■ Problem details ■
All lines holding the string "color" are to be shown.
================
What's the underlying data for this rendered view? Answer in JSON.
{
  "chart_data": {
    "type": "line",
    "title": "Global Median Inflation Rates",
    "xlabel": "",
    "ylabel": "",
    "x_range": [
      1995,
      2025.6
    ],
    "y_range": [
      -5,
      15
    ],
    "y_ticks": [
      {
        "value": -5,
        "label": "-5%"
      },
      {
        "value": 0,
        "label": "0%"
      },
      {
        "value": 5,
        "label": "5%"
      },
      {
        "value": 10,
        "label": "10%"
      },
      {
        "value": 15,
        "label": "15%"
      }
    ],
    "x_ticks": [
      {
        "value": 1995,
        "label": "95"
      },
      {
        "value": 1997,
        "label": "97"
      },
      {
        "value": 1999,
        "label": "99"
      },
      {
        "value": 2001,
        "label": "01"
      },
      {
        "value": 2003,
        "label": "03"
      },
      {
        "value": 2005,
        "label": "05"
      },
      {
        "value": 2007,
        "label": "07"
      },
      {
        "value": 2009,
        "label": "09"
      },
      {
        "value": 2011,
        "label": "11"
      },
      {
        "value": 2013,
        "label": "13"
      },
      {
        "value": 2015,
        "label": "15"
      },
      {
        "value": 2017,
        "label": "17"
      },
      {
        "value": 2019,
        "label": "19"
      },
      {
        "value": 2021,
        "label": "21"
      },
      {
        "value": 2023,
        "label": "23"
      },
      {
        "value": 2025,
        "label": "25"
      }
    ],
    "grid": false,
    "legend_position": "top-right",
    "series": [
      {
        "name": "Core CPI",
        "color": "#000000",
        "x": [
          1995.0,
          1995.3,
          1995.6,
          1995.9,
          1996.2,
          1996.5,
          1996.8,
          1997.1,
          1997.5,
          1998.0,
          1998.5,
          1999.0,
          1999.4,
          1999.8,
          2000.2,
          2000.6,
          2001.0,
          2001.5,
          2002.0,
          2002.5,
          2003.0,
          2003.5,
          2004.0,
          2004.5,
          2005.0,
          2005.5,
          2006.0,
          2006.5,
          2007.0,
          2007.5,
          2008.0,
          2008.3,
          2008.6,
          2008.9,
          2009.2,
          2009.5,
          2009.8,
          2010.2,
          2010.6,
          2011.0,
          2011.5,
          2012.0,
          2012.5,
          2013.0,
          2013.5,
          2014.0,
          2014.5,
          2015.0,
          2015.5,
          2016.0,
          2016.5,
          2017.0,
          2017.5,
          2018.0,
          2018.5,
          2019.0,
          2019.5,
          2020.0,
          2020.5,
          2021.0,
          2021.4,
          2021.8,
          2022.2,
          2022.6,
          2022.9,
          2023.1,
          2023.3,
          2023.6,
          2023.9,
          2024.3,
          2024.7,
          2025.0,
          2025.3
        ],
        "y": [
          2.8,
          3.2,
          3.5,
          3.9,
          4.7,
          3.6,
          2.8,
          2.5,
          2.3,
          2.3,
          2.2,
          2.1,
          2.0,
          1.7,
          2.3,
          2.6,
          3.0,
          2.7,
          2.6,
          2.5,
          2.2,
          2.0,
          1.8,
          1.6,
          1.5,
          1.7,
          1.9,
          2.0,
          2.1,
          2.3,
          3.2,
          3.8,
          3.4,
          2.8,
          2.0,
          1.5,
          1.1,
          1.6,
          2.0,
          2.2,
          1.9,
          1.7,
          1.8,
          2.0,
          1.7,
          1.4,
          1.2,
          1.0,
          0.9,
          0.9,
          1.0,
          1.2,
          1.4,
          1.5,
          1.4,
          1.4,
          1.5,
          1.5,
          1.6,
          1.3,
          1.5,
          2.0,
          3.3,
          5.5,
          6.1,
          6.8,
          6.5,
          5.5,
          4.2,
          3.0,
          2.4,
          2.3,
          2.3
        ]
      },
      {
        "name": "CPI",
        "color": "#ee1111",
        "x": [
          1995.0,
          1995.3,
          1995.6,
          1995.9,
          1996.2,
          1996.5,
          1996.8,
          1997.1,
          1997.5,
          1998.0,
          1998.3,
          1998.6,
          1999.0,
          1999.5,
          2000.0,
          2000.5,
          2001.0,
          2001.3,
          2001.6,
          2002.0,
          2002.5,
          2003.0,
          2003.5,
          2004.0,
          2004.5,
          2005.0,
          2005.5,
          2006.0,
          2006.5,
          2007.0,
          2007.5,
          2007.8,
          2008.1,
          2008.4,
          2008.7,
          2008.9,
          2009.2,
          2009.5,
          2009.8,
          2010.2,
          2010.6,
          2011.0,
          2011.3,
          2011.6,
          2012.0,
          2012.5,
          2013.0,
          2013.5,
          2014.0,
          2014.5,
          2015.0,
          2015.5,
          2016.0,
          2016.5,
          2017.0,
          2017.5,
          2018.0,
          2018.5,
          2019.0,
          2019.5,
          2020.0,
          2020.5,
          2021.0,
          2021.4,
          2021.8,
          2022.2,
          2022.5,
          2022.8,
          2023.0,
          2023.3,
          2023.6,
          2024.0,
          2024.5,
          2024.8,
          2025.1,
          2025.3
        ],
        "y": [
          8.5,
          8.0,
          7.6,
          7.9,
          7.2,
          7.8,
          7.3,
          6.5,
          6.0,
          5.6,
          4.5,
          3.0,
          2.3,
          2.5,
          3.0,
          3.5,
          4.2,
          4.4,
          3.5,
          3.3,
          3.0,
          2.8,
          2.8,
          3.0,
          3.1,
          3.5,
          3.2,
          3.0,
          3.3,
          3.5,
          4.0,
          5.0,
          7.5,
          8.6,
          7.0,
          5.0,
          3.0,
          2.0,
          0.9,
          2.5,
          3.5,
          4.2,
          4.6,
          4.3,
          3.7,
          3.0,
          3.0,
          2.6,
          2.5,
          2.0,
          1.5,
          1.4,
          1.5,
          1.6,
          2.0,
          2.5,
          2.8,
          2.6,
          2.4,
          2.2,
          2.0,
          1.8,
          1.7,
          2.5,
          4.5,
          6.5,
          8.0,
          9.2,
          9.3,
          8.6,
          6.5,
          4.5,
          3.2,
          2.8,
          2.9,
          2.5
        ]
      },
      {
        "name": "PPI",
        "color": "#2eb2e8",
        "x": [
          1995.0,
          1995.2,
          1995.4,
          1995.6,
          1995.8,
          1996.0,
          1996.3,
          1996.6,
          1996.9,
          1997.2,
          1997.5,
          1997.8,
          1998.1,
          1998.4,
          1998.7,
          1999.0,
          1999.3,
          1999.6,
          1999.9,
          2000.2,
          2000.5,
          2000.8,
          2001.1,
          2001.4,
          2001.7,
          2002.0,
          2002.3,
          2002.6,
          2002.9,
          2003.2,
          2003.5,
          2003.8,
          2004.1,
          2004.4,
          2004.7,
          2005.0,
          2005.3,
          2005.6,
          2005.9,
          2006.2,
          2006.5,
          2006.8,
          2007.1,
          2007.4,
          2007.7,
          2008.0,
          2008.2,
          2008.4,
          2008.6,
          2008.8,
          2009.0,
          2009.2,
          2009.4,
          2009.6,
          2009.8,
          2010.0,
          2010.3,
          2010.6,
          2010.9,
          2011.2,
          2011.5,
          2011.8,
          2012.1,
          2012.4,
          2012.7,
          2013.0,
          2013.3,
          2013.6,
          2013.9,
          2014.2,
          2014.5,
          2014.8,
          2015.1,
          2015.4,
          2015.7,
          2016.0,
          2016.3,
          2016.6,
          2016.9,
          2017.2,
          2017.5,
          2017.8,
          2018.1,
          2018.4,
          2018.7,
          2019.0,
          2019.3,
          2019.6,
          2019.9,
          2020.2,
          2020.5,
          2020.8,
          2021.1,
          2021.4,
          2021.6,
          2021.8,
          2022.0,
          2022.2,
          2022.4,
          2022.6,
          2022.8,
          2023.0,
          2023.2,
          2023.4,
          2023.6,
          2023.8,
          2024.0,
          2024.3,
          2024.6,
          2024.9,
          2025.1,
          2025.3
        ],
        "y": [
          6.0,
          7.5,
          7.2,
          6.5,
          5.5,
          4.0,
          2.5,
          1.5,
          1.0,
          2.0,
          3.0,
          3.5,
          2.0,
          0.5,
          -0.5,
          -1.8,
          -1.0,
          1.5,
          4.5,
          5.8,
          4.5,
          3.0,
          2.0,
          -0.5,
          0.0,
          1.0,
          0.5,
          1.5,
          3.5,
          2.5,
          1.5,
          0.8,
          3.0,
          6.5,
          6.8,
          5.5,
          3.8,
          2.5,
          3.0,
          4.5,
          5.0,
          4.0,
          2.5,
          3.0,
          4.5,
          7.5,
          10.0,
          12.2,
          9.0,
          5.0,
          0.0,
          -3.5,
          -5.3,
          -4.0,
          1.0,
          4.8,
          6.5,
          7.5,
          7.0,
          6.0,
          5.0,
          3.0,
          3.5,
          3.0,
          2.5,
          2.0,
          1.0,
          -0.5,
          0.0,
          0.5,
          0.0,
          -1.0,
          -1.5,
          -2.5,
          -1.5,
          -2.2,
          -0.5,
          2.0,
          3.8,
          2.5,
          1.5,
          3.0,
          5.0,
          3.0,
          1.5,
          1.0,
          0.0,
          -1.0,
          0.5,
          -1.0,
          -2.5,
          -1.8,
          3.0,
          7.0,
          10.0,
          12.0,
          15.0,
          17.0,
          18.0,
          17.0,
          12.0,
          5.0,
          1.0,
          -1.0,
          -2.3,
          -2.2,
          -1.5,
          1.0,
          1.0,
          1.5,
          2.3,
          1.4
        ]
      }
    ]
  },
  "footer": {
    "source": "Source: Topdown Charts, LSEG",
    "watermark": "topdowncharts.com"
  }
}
================
■ Solution ■
        "color": "#000000",
        "color": "#ee1111",
        "color": "#2eb2e8",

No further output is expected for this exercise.